-- Stored dataset items --
------------------------------------------------------------
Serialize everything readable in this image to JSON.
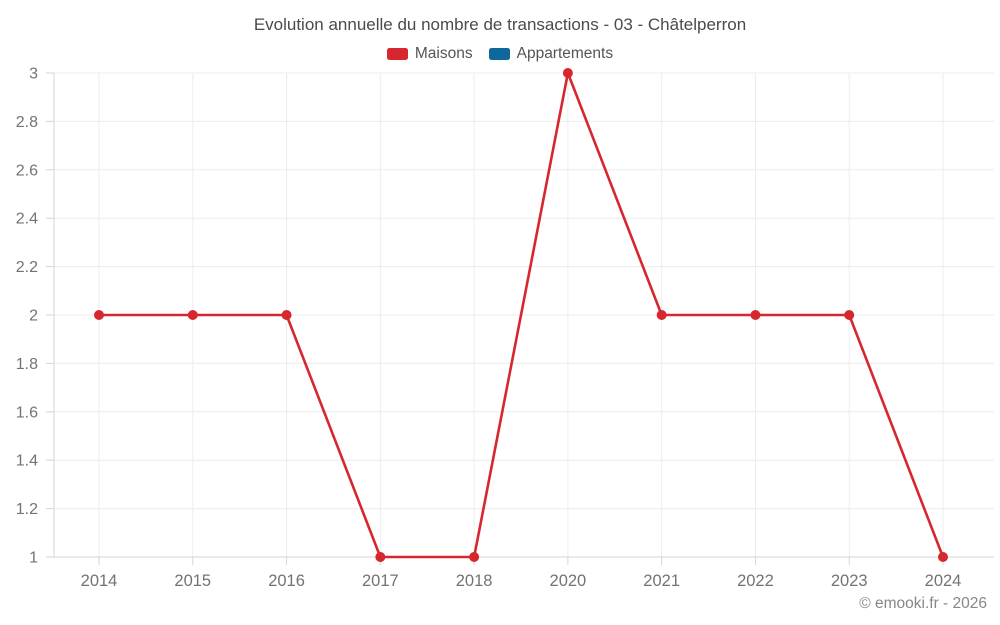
{
  "title": "Evolution annuelle du nombre de transactions - 03 - Châtelperron",
  "footer": "© emooki.fr - 2026",
  "chart_data": {
    "type": "line",
    "title": "Evolution annuelle du nombre de transactions - 03 - Châtelperron",
    "categories": [
      "2014",
      "2015",
      "2016",
      "2017",
      "2018",
      "2020",
      "2021",
      "2022",
      "2023",
      "2024"
    ],
    "series": [
      {
        "name": "Maisons",
        "color": "#d7272e",
        "values": [
          2,
          2,
          2,
          1,
          1,
          3,
          2,
          2,
          2,
          1
        ]
      },
      {
        "name": "Appartements",
        "color": "#0f689b",
        "values": []
      }
    ],
    "xlabel": "",
    "ylabel": "",
    "ylim": [
      1,
      3
    ],
    "y_ticks": [
      "1",
      "1.2",
      "1.4",
      "1.6",
      "1.8",
      "2",
      "2.2",
      "2.4",
      "2.6",
      "2.8",
      "3"
    ],
    "grid": true,
    "legend_position": "top",
    "colors": {
      "gridline": "#ececec",
      "axis": "#d6d6d6",
      "tick_label": "#737373"
    }
  }
}
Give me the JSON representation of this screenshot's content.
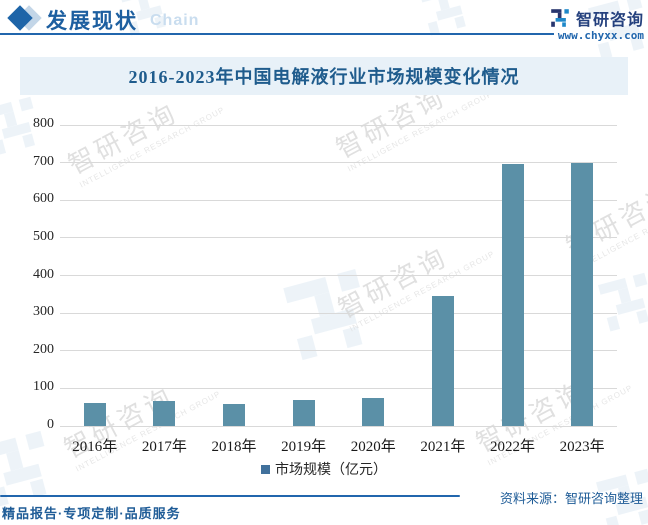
{
  "header": {
    "section_title": "发展现状",
    "section_subtitle": "Chain",
    "brand_name": "智研咨询",
    "brand_url": "www.chyxx.com"
  },
  "chart_data": {
    "type": "bar",
    "title": "2016-2023年中国电解液行业市场规模变化情况",
    "categories": [
      "2016年",
      "2017年",
      "2018年",
      "2019年",
      "2020年",
      "2021年",
      "2022年",
      "2023年"
    ],
    "series": [
      {
        "name": "市场规模（亿元）",
        "values": [
          62,
          67,
          59,
          69,
          75,
          345,
          697,
          700
        ]
      }
    ],
    "ylim": [
      0,
      800
    ],
    "yticks": [
      0,
      100,
      200,
      300,
      400,
      500,
      600,
      700,
      800
    ],
    "grid": "horizontal",
    "legend_position": "bottom",
    "xlabel": "",
    "ylabel": ""
  },
  "footer": {
    "source": "资料来源：智研咨询整理",
    "services": "精品报告·专项定制·品质服务"
  },
  "watermark": {
    "cn": "智研咨询",
    "en": "INTELLIGENCE RESEARCH GROUP"
  },
  "colors": {
    "bar": "#5b90a7",
    "legend_marker": "#41719c",
    "accent": "#2166ad",
    "title_band_bg": "#e8f1f8",
    "logo_navy": "#27356e",
    "logo_blue": "#1e88c9",
    "watermark_glyph": "#dce9f3"
  }
}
------------------------------------------------------------
-- STATED TASK --
Repeat the data exactly, without the pictures.

-- CORRECT RESPONSE --
Serialize everything readable in this image to JSON.
{
  "title": "Evolution annuelle du nombre de transactions - 03 - Châtelperron",
  "footer": "© emooki.fr - 2026",
  "chart_data": {
    "type": "line",
    "title": "Evolution annuelle du nombre de transactions - 03 - Châtelperron",
    "categories": [
      "2014",
      "2015",
      "2016",
      "2017",
      "2018",
      "2020",
      "2021",
      "2022",
      "2023",
      "2024"
    ],
    "series": [
      {
        "name": "Maisons",
        "color": "#d7272e",
        "values": [
          2,
          2,
          2,
          1,
          1,
          3,
          2,
          2,
          2,
          1
        ]
      },
      {
        "name": "Appartements",
        "color": "#0f689b",
        "values": []
      }
    ],
    "xlabel": "",
    "ylabel": "",
    "ylim": [
      1,
      3
    ],
    "y_ticks": [
      "1",
      "1.2",
      "1.4",
      "1.6",
      "1.8",
      "2",
      "2.2",
      "2.4",
      "2.6",
      "2.8",
      "3"
    ],
    "grid": true,
    "legend_position": "top",
    "colors": {
      "gridline": "#ececec",
      "axis": "#d6d6d6",
      "tick_label": "#737373"
    }
  }
}
Give me the JSON representation of this screenshot's content.
{
  "header": {
    "section_title": "发展现状",
    "section_subtitle": "Chain",
    "brand_name": "智研咨询",
    "brand_url": "www.chyxx.com"
  },
  "chart_data": {
    "type": "bar",
    "title": "2016-2023年中国电解液行业市场规模变化情况",
    "categories": [
      "2016年",
      "2017年",
      "2018年",
      "2019年",
      "2020年",
      "2021年",
      "2022年",
      "2023年"
    ],
    "series": [
      {
        "name": "市场规模（亿元）",
        "values": [
          62,
          67,
          59,
          69,
          75,
          345,
          697,
          700
        ]
      }
    ],
    "ylim": [
      0,
      800
    ],
    "yticks": [
      0,
      100,
      200,
      300,
      400,
      500,
      600,
      700,
      800
    ],
    "grid": "horizontal",
    "legend_position": "bottom",
    "xlabel": "",
    "ylabel": ""
  },
  "footer": {
    "source": "资料来源：智研咨询整理",
    "services": "精品报告·专项定制·品质服务"
  },
  "watermark": {
    "cn": "智研咨询",
    "en": "INTELLIGENCE RESEARCH GROUP"
  },
  "colors": {
    "bar": "#5b90a7",
    "legend_marker": "#41719c",
    "accent": "#2166ad",
    "title_band_bg": "#e8f1f8",
    "logo_navy": "#27356e",
    "logo_blue": "#1e88c9",
    "watermark_glyph": "#dce9f3"
  }
}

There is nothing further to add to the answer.